Extract the full listing below without altering a single character.

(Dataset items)

* * *

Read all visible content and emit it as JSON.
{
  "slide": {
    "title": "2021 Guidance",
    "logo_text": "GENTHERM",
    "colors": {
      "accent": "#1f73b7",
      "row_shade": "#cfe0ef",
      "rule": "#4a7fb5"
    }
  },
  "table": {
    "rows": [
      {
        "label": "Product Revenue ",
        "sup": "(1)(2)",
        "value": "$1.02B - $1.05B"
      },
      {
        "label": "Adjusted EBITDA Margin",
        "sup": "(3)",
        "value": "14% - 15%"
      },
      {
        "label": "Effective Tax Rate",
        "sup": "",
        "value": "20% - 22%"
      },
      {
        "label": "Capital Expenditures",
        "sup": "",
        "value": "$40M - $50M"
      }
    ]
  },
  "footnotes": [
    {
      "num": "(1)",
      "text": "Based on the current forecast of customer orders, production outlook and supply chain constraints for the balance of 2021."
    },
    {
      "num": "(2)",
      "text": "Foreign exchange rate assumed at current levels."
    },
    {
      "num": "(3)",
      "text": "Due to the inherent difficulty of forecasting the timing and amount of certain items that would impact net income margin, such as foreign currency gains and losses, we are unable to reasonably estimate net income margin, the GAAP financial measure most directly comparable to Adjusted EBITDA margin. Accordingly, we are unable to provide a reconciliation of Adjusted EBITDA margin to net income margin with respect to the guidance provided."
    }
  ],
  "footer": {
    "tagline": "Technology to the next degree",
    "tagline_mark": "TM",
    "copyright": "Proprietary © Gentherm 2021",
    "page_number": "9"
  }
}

* * *

TASK OUTPUT =
Read all visible content and emit it as JSON.
{
  "slide": {
    "title": "2021 Guidance",
    "logo_text": "GENTHERM",
    "colors": {
      "accent": "#1f73b7",
      "row_shade": "#cfe0ef",
      "rule": "#4a7fb5"
    }
  },
  "table": {
    "rows": [
      {
        "label": "Product Revenue ",
        "sup": "(1)(2)",
        "value": "$1.02B - $1.05B"
      },
      {
        "label": "Adjusted EBITDA Margin",
        "sup": "(3)",
        "value": "14% - 15%"
      },
      {
        "label": "Effective Tax Rate",
        "sup": "",
        "value": "20% - 22%"
      },
      {
        "label": "Capital Expenditures",
        "sup": "",
        "value": "$40M - $50M"
      }
    ]
  },
  "footnotes": [
    {
      "num": "(1)",
      "text": "Based on the current forecast of customer orders, production outlook and supply chain constraints for the balance of 2021."
    },
    {
      "num": "(2)",
      "text": "Foreign exchange rate assumed at current levels."
    },
    {
      "num": "(3)",
      "text": "Due to the inherent difficulty of forecasting the timing and amount of certain items that would impact net income margin, such as foreign currency gains and losses, we are unable to reasonably estimate net income margin, the GAAP financial measure most directly comparable to Adjusted EBITDA margin. Accordingly, we are unable to provide a reconciliation of Adjusted EBITDA margin to net income margin with respect to the guidance provided."
    }
  ],
  "footer": {
    "tagline": "Technology to the next degree",
    "tagline_mark": "TM",
    "copyright": "Proprietary © Gentherm 2021",
    "page_number": "9"
  }
}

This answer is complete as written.